What to produce ::
Set down the whole listing verbatim.

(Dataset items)

■ ■ ■ ■

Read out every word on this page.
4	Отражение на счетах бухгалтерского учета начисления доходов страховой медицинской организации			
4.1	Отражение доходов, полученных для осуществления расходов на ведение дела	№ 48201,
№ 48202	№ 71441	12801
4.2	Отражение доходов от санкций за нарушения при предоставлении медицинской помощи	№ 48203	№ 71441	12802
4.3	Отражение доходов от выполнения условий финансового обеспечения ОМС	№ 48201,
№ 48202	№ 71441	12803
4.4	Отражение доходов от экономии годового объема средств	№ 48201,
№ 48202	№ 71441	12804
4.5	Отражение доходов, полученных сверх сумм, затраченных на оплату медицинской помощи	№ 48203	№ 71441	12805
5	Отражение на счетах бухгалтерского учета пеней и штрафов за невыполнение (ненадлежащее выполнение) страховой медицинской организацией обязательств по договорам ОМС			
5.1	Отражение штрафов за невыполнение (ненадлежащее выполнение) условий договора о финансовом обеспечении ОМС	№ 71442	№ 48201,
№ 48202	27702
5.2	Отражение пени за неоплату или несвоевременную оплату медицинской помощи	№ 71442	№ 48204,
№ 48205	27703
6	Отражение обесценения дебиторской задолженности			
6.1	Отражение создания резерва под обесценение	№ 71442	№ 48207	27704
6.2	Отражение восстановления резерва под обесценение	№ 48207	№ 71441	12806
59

■ ■ ■ ■

Solution to this problem ::
Read out every word on this page.
4	Отражение на счетах бухгалтерского учета начисления доходов страховой медицинской организации			
4.1	Отражение доходов, полученных для осуществления расходов на ведение дела	№ 48201,
№ 48202	№ 71441	12801
4.2	Отражение доходов от санкций за нарушения при предоставлении медицинской помощи	№ 48203	№ 71441	12802
4.3	Отражение доходов от выполнения условий финансового обеспечения ОМС	№ 48201,
№ 48202	№ 71441	12803
4.4	Отражение доходов от экономии годового объема средств	№ 48201,
№ 48202	№ 71441	12804
4.5	Отражение доходов, полученных сверх сумм, затраченных на оплату медицинской помощи	№ 48203	№ 71441	12805
5	Отражение на счетах бухгалтерского учета пеней и штрафов за невыполнение (ненадлежащее выполнение) страховой медицинской организацией обязательств по договорам ОМС			
5.1	Отражение штрафов за невыполнение (ненадлежащее выполнение) условий договора о финансовом обеспечении ОМС	№ 71442	№ 48201,
№ 48202	27702
5.2	Отражение пени за неоплату или несвоевременную оплату медицинской помощи	№ 71442	№ 48204,
№ 48205	27703
6	Отражение обесценения дебиторской задолженности			
6.1	Отражение создания резерва под обесценение	№ 71442	№ 48207	27704
6.2	Отражение восстановления резерва под обесценение	№ 48207	№ 71441	12806
59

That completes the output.